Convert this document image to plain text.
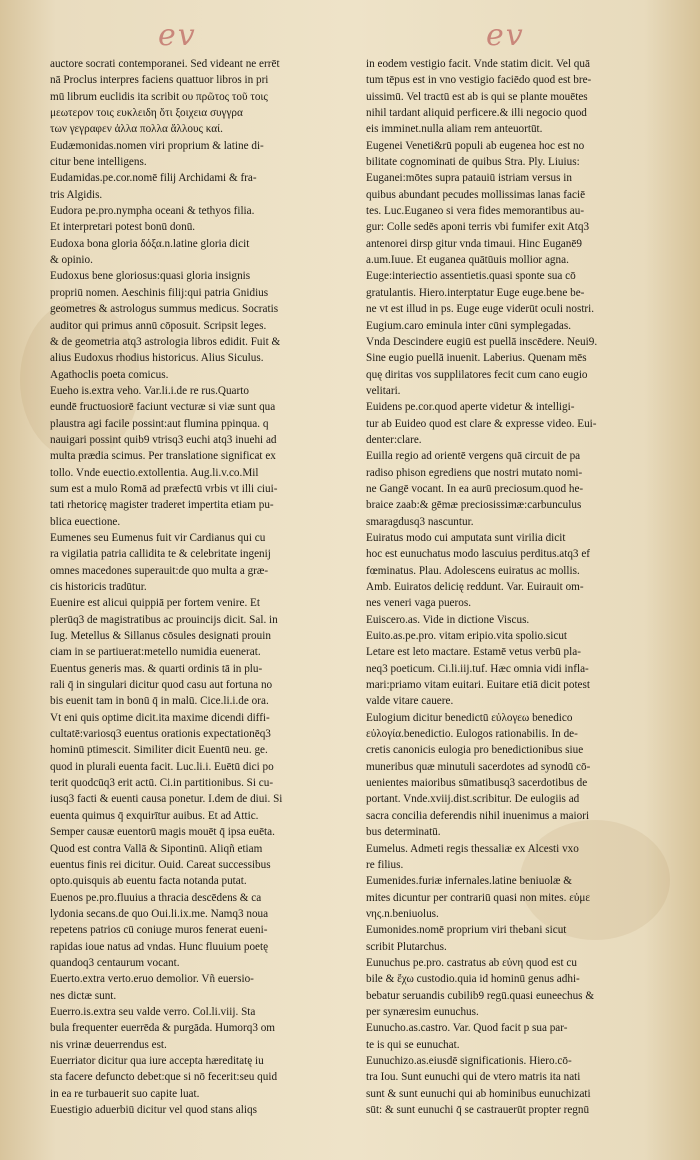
ev	ev
auctore socrati contemporanei. Sed videant ne errēt
nā Proclus interpres faciens quattuor libros in pri
mū librum euclidis ita scribit ου πρῶτος τοῦ τοις
μεωτερον τοις ευκλειδη ὅτι ξοιχεια συγγρα
των γεγραφεν ἀλλα πολλα ἄλλους καί.
Eudæmonidas.nomen viri proprium & latine di-
citur bene intelligens.
Eudamidas.pe.cor.nomē filij Archidami & fra-
tris Algidis.
Eudora pe.pro.nympha oceani & tethyos filia.
Et interpretari potest bonū donū.
Eudoxa bona gloria δόξα.n.latine gloria dicit
& opinio.
Eudoxus bene gloriosus:quasi gloria insignis
propriū nomen. Aeschinis filij:qui patria Gnidius
geometres & astrologus summus medicus. Socratis
auditor qui primus annū cōposuit. Scripsit leges.
& de geometria atq3 astrologia libros edidit. Fuit &
alius Eudoxus rhodius historicus. Alius Siculus.
Agathoclis poeta comicus.
Eueho is.extra veho. Var.li.i.de re rus.Quarto
eundē fructuosiorē faciunt vecturæ si viæ sunt qua
plaustra agi facile possint:aut flumina ppinqua. q
nauigari possint quib9 vtrisq3 euchi atq3 inuehi ad
multa prædia scimus. Per translatione significat ex
tollo. Vnde euectio.extollentia. Aug.li.v.co.Mil
sum est a mulo Romā ad præfectū vrbis vt illi ciui-
tati rhetoricę magister traderet impertita etiam pu-
blica euectione.
Eumenes seu Eumenus fuit vir Cardianus qui cu
ra vigilatia patria callidita te & celebritate ingenij
omnes macedones superauit:de quo multa a græ-
cis historicis tradūtur.
Euenire est alicui quippiā per fortem venire. Et
plerūq3 de magistratibus ac prouincijs dicit. Sal. in
Iug. Metellus & Sillanus cōsules designati prouin
ciam in se partiuerat:metello numidia euenerat.
Euentus generis mas. & quarti ordinis tā in plu-
rali q̄ in singulari dicitur quod casu aut fortuna no
bis euenit tam in bonū q̄ in malū. Cice.li.i.de ora.
Vt eni quis optime dicit.ita maxime dicendi diffi-
cultatē:variosq3 euentus orationis expectationēq3
hominū ptimescit. Similiter dicit Euentū neu. ge.
quod in plurali euenta facit. Luc.li.i. Euētū dici po
terit quodcūq3 erit actū. Ci.in partitionibus. Si cu-
iusq3 facti & euenti causa ponetur. I.dem de diui. Si
euenta quimus q̄ exquirītur auibus. Et ad Attic.
Semper causæ euentorū magis mouēt q̄ ipsa euēta.
Quod est contra Vallā & Sipontinū. Aliqñ etiam
euentus finis rei dicitur. Ouid. Careat successibus
opto.quisquis ab euentu facta notanda putat.
Euenos pe.pro.fluuius a thracia descēdens & ca
lydonia secans.de quo Oui.li.ix.me. Namq3 noua
repetens patrios cū coniuge muros fenerat eueni-
rapidas ioue natus ad vndas. Hunc fluuium poetę
quandoq3 centaurum vocant.
Euerto.extra verto.eruo demolior. Vñ euersio-
nes dictæ sunt.
Euerro.is.extra seu valde verro. Col.li.viij. Sta
bula frequenter euerrēda & purgāda. Humorq3 om
nis vrinæ deuerrendus est.
Euerriator dicitur qua iure accepta hæreditatę iu
sta facere defuncto debet:que si nō fecerit:seu quid
in ea re turbauerit suo capite luat.
Euestigio aduerbiū dicitur vel quod stans aliqs
in eodem vestigio facit. Vnde statim dicit. Vel quā
tum tēpus est in vno vestigio faciēdo quod est bre-
uissimū. Vel tractū est ab is qui se plante mouētes
nihil tardant aliquid perficere.& illi negocio quod
eis imminet.nulla aliam rem anteuortūt.
Eugenei Veneti&rū populi ab eugenea hoc est no
bilitate cognominati de quibus Stra. Ply. Liuius:
Euganei:mōtes supra patauiū istriam versus in
quibus abundant pecudes mollissimas lanas faciē
tes. Luc.Euganeo si vera fides memorantibus au-
gur: Colle sedēs aponi terris vbi fumifer exit Atq3
antenorei dirsp gitur vnda timaui. Hinc Euganē9
a.um.Iuue. Et euganea quātūuis mollior agna.
Euge:interiectio assentietis.quasi sponte sua cō
gratulantis. Hiero.interptatur Euge euge.bene be-
ne vt est illud in ps. Euge euge viderūt oculi nostri.
Eugium.caro eminula inter cūni symplegadas.
Vnda Descindere eugiū est puellā inscēdere. Neui9.
Sine eugio puellā inuenit. Laberius. Quenam mēs
quę diritas vos supplilatores fecit cum cano eugio
velitari.
Euidens pe.cor.quod aperte videtur & intelligi-
tur ab Euideo quod est clare & expresse video. Eui-
denter:clare.
Euilla regio ad orientē vergens quā circuit de pa
radiso phison egrediens que nostri mutato nomi-
ne Gangē vocant. In ea aurū preciosum.quod he-
braice zaab:& gēmæ preciosissimæ:carbunculus
smaragdusq3 nascuntur.
Euiratus modo cui amputata sunt virilia dicit
hoc est eunuchatus modo lascuius perditus.atq3 ef
fœminatus. Plau. Adolescens euiratus ac mollis.
Amb. Euiratos delicię reddunt. Var. Euirauit om-
nes veneri vaga pueros.
Euiscero.as. Vide in dictione Viscus.
Euito.as.pe.pro. vitam eripio.vita spolio.sicut
Letare est leto mactare. Estamē vetus verbū pla-
neq3 poeticum. Ci.li.iij.tuf. Hæc omnia vidi infla-
mari:priamo vitam euitari. Euitare etiā dicit potest
valde vitare cauere.
Eulogium dicitur benedictū εὐλογεω benedico
εὐλογία.benedictio. Eulogos rationabilis. In de-
cretis canonicis eulogia pro benedictionibus siue
muneribus quæ minutuli sacerdotes ad synodū cō-
uenientes maioribus sūmatibusq3 sacerdotibus de
portant. Vnde.xviij.dist.scribitur. De eulogiis ad
sacra concilia deferendis nihil inuenimus a maiori
bus determinatū.
Eumelus. Admeti regis thessaliæ ex Alcesti vxo
re filius.
Eumenides.furiæ infernales.latine beniuolæ &
mites dicuntur per contrariū quasi non mites. εὐμε
νης.n.beniuolus.
Eumonides.nomē proprium viri thebani sicut
scribit Plutarchus.
Eunuchus pe.pro. castratus ab εὐνη quod est cu
bile & ἔχω custodio.quia id hominū genus adhi-
bebatur seruandis cubilib9 regū.quasi euneechus &
per synæresim eunuchus.
Eunucho.as.castro. Var. Quod facit p sua par-
te is qui se eunuchat.
Eunuchizo.as.eiusdē significationis. Hiero.cō-
tra Iou. Sunt eunuchi qui de vtero matris ita nati
sunt & sunt eunuchi qui ab hominibus eunuchizati
sūt: & sunt eunuchi q̄ se castrauerūt propter regnū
_ _ _ _
• _Set task_: Repeat all of the data above word for word, minus the pictures.

• _Solved exercise_:
Convert this document image to plain text.
ev	ev
auctore socrati contemporanei. Sed videant ne errēt
nā Proclus interpres faciens quattuor libros in pri
mū librum euclidis ita scribit ου πρῶτος τοῦ τοις
μεωτερον τοις ευκλειδη ὅτι ξοιχεια συγγρα
των γεγραφεν ἀλλα πολλα ἄλλους καί.
Eudæmonidas.nomen viri proprium & latine di-
citur bene intelligens.
Eudamidas.pe.cor.nomē filij Archidami & fra-
tris Algidis.
Eudora pe.pro.nympha oceani & tethyos filia.
Et interpretari potest bonū donū.
Eudoxa bona gloria δόξα.n.latine gloria dicit
& opinio.
Eudoxus bene gloriosus:quasi gloria insignis
propriū nomen. Aeschinis filij:qui patria Gnidius
geometres & astrologus summus medicus. Socratis
auditor qui primus annū cōposuit. Scripsit leges.
& de geometria atq3 astrologia libros edidit. Fuit &
alius Eudoxus rhodius historicus. Alius Siculus.
Agathoclis poeta comicus.
Eueho is.extra veho. Var.li.i.de re rus.Quarto
eundē fructuosiorē faciunt vecturæ si viæ sunt qua
plaustra agi facile possint:aut flumina ppinqua. q
nauigari possint quib9 vtrisq3 euchi atq3 inuehi ad
multa prædia scimus. Per translatione significat ex
tollo. Vnde euectio.extollentia. Aug.li.v.co.Mil
sum est a mulo Romā ad præfectū vrbis vt illi ciui-
tati rhetoricę magister traderet impertita etiam pu-
blica euectione.
Eumenes seu Eumenus fuit vir Cardianus qui cu
ra vigilatia patria callidita te & celebritate ingenij
omnes macedones superauit:de quo multa a græ-
cis historicis tradūtur.
Euenire est alicui quippiā per fortem venire. Et
plerūq3 de magistratibus ac prouincijs dicit. Sal. in
Iug. Metellus & Sillanus cōsules designati prouin
ciam in se partiuerat:metello numidia euenerat.
Euentus generis mas. & quarti ordinis tā in plu-
rali q̄ in singulari dicitur quod casu aut fortuna no
bis euenit tam in bonū q̄ in malū. Cice.li.i.de ora.
Vt eni quis optime dicit.ita maxime dicendi diffi-
cultatē:variosq3 euentus orationis expectationēq3
hominū ptimescit. Similiter dicit Euentū neu. ge.
quod in plurali euenta facit. Luc.li.i. Euētū dici po
terit quodcūq3 erit actū. Ci.in partitionibus. Si cu-
iusq3 facti & euenti causa ponetur. I.dem de diui. Si
euenta quimus q̄ exquirītur auibus. Et ad Attic.
Semper causæ euentorū magis mouēt q̄ ipsa euēta.
Quod est contra Vallā & Sipontinū. Aliqñ etiam
euentus finis rei dicitur. Ouid. Careat successibus
opto.quisquis ab euentu facta notanda putat.
Euenos pe.pro.fluuius a thracia descēdens & ca
lydonia secans.de quo Oui.li.ix.me. Namq3 noua
repetens patrios cū coniuge muros fenerat eueni-
rapidas ioue natus ad vndas. Hunc fluuium poetę
quandoq3 centaurum vocant.
Euerto.extra verto.eruo demolior. Vñ euersio-
nes dictæ sunt.
Euerro.is.extra seu valde verro. Col.li.viij. Sta
bula frequenter euerrēda & purgāda. Humorq3 om
nis vrinæ deuerrendus est.
Euerriator dicitur qua iure accepta hæreditatę iu
sta facere defuncto debet:que si nō fecerit:seu quid
in ea re turbauerit suo capite luat.
Euestigio aduerbiū dicitur vel quod stans aliqs
in eodem vestigio facit. Vnde statim dicit. Vel quā
tum tēpus est in vno vestigio faciēdo quod est bre-
uissimū. Vel tractū est ab is qui se plante mouētes
nihil tardant aliquid perficere.& illi negocio quod
eis imminet.nulla aliam rem anteuortūt.
Eugenei Veneti&rū populi ab eugenea hoc est no
bilitate cognominati de quibus Stra. Ply. Liuius:
Euganei:mōtes supra patauiū istriam versus in
quibus abundant pecudes mollissimas lanas faciē
tes. Luc.Euganeo si vera fides memorantibus au-
gur: Colle sedēs aponi terris vbi fumifer exit Atq3
antenorei dirsp gitur vnda timaui. Hinc Euganē9
a.um.Iuue. Et euganea quātūuis mollior agna.
Euge:interiectio assentietis.quasi sponte sua cō
gratulantis. Hiero.interptatur Euge euge.bene be-
ne vt est illud in ps. Euge euge viderūt oculi nostri.
Eugium.caro eminula inter cūni symplegadas.
Vnda Descindere eugiū est puellā inscēdere. Neui9.
Sine eugio puellā inuenit. Laberius. Quenam mēs
quę diritas vos supplilatores fecit cum cano eugio
velitari.
Euidens pe.cor.quod aperte videtur & intelligi-
tur ab Euideo quod est clare & expresse video. Eui-
denter:clare.
Euilla regio ad orientē vergens quā circuit de pa
radiso phison egrediens que nostri mutato nomi-
ne Gangē vocant. In ea aurū preciosum.quod he-
braice zaab:& gēmæ preciosissimæ:carbunculus
smaragdusq3 nascuntur.
Euiratus modo cui amputata sunt virilia dicit
hoc est eunuchatus modo lascuius perditus.atq3 ef
fœminatus. Plau. Adolescens euiratus ac mollis.
Amb. Euiratos delicię reddunt. Var. Euirauit om-
nes veneri vaga pueros.
Euiscero.as. Vide in dictione Viscus.
Euito.as.pe.pro. vitam eripio.vita spolio.sicut
Letare est leto mactare. Estamē vetus verbū pla-
neq3 poeticum. Ci.li.iij.tuf. Hæc omnia vidi infla-
mari:priamo vitam euitari. Euitare etiā dicit potest
valde vitare cauere.
Eulogium dicitur benedictū εὐλογεω benedico
εὐλογία.benedictio. Eulogos rationabilis. In de-
cretis canonicis eulogia pro benedictionibus siue
muneribus quæ minutuli sacerdotes ad synodū cō-
uenientes maioribus sūmatibusq3 sacerdotibus de
portant. Vnde.xviij.dist.scribitur. De eulogiis ad
sacra concilia deferendis nihil inuenimus a maiori
bus determinatū.
Eumelus. Admeti regis thessaliæ ex Alcesti vxo
re filius.
Eumenides.furiæ infernales.latine beniuolæ &
mites dicuntur per contrariū quasi non mites. εὐμε
νης.n.beniuolus.
Eumonides.nomē proprium viri thebani sicut
scribit Plutarchus.
Eunuchus pe.pro. castratus ab εὐνη quod est cu
bile & ἔχω custodio.quia id hominū genus adhi-
bebatur seruandis cubilib9 regū.quasi euneechus &
per synæresim eunuchus.
Eunucho.as.castro. Var. Quod facit p sua par-
te is qui se eunuchat.
Eunuchizo.as.eiusdē significationis. Hiero.cō-
tra Iou. Sunt eunuchi qui de vtero matris ita nati
sunt & sunt eunuchi qui ab hominibus eunuchizati
sūt: & sunt eunuchi q̄ se castrauerūt propter regnū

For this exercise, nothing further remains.